→ **WORK TO COMPLETE**
Your job is to restate each entry word for word.

→ **ROWS**
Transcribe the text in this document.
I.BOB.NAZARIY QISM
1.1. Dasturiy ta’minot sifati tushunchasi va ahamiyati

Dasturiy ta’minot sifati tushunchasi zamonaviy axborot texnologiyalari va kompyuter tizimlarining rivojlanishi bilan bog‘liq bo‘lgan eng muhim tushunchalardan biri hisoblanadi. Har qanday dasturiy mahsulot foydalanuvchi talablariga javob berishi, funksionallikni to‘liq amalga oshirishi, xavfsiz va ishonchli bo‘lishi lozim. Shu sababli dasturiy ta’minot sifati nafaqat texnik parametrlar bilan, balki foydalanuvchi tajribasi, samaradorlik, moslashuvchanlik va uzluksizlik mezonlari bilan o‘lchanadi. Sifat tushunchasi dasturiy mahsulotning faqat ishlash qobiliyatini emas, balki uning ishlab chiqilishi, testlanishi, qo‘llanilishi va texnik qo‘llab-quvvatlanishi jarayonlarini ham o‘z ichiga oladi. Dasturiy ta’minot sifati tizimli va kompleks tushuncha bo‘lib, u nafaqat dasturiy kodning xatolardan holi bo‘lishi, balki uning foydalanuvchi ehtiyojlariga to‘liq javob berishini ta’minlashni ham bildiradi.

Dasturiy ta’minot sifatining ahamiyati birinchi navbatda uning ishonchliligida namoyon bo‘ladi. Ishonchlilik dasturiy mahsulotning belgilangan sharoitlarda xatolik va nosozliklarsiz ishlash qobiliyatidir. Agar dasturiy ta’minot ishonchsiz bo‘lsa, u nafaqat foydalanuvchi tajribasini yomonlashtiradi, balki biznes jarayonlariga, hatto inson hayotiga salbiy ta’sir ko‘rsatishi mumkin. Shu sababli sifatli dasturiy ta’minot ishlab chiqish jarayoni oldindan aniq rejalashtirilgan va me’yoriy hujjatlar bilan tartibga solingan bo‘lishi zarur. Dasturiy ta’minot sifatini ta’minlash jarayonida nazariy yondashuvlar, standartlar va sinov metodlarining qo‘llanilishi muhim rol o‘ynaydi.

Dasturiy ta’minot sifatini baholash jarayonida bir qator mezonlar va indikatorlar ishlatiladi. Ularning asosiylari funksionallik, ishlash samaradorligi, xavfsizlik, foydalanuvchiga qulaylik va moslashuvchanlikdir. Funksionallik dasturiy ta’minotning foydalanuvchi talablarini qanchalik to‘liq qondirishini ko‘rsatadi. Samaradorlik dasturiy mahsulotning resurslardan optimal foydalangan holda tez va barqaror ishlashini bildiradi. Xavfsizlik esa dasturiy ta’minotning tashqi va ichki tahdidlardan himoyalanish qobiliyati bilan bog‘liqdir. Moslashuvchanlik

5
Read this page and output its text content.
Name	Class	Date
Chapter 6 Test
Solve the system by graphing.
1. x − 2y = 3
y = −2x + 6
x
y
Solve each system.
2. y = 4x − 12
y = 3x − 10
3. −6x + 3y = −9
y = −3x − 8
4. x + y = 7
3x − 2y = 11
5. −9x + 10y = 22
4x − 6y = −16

→ **COMPLETED TASK**
Transcribe the text in this document.
I.BOB.NAZARIY QISM
1.1. Dasturiy ta’minot sifati tushunchasi va ahamiyati

Dasturiy ta’minot sifati tushunchasi zamonaviy axborot texnologiyalari va kompyuter tizimlarining rivojlanishi bilan bog‘liq bo‘lgan eng muhim tushunchalardan biri hisoblanadi. Har qanday dasturiy mahsulot foydalanuvchi talablariga javob berishi, funksionallikni to‘liq amalga oshirishi, xavfsiz va ishonchli bo‘lishi lozim. Shu sababli dasturiy ta’minot sifati nafaqat texnik parametrlar bilan, balki foydalanuvchi tajribasi, samaradorlik, moslashuvchanlik va uzluksizlik mezonlari bilan o‘lchanadi. Sifat tushunchasi dasturiy mahsulotning faqat ishlash qobiliyatini emas, balki uning ishlab chiqilishi, testlanishi, qo‘llanilishi va texnik qo‘llab-quvvatlanishi jarayonlarini ham o‘z ichiga oladi. Dasturiy ta’minot sifati tizimli va kompleks tushuncha bo‘lib, u nafaqat dasturiy kodning xatolardan holi bo‘lishi, balki uning foydalanuvchi ehtiyojlariga to‘liq javob berishini ta’minlashni ham bildiradi.

Dasturiy ta’minot sifatining ahamiyati birinchi navbatda uning ishonchliligida namoyon bo‘ladi. Ishonchlilik dasturiy mahsulotning belgilangan sharoitlarda xatolik va nosozliklarsiz ishlash qobiliyatidir. Agar dasturiy ta’minot ishonchsiz bo‘lsa, u nafaqat foydalanuvchi tajribasini yomonlashtiradi, balki biznes jarayonlariga, hatto inson hayotiga salbiy ta’sir ko‘rsatishi mumkin. Shu sababli sifatli dasturiy ta’minot ishlab chiqish jarayoni oldindan aniq rejalashtirilgan va me’yoriy hujjatlar bilan tartibga solingan bo‘lishi zarur. Dasturiy ta’minot sifatini ta’minlash jarayonida nazariy yondashuvlar, standartlar va sinov metodlarining qo‘llanilishi muhim rol o‘ynaydi.

Dasturiy ta’minot sifatini baholash jarayonida bir qator mezonlar va indikatorlar ishlatiladi. Ularning asosiylari funksionallik, ishlash samaradorligi, xavfsizlik, foydalanuvchiga qulaylik va moslashuvchanlikdir. Funksionallik dasturiy ta’minotning foydalanuvchi talablarini qanchalik to‘liq qondirishini ko‘rsatadi. Samaradorlik dasturiy mahsulotning resurslardan optimal foydalangan holda tez va barqaror ishlashini bildiradi. Xavfsizlik esa dasturiy ta’minotning tashqi va ichki tahdidlardan himoyalanish qobiliyati bilan bog‘liqdir. Moslashuvchanlik

5
Read this page and output its text content.
Name	Class	Date
Chapter 6 Test
Solve the system by graphing.
1. x − 2y = 3
y = −2x + 6
x
y
Solve each system.
2. y = 4x − 12
y = 3x − 10
3. −6x + 3y = −9
y = −3x − 8
4. x + y = 7
3x − 2y = 11
5. −9x + 10y = 22
4x − 6y = −16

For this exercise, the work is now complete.